> **REQUIREMENTS**
Retype every entry exactly, character for character.

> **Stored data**

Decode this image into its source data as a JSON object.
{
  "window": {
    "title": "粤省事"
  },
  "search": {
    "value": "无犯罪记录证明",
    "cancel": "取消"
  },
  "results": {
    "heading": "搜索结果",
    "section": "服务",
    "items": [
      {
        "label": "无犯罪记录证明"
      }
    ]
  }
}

> **FULL OUTPUT**
Decode this image into its source data as a JSON object.
{
  "window": {
    "title": "粤省事"
  },
  "search": {
    "value": "无犯罪记录证明",
    "cancel": "取消"
  },
  "results": {
    "heading": "搜索结果",
    "section": "服务",
    "items": [
      {
        "label": "无犯罪记录证明"
      }
    ]
  }
}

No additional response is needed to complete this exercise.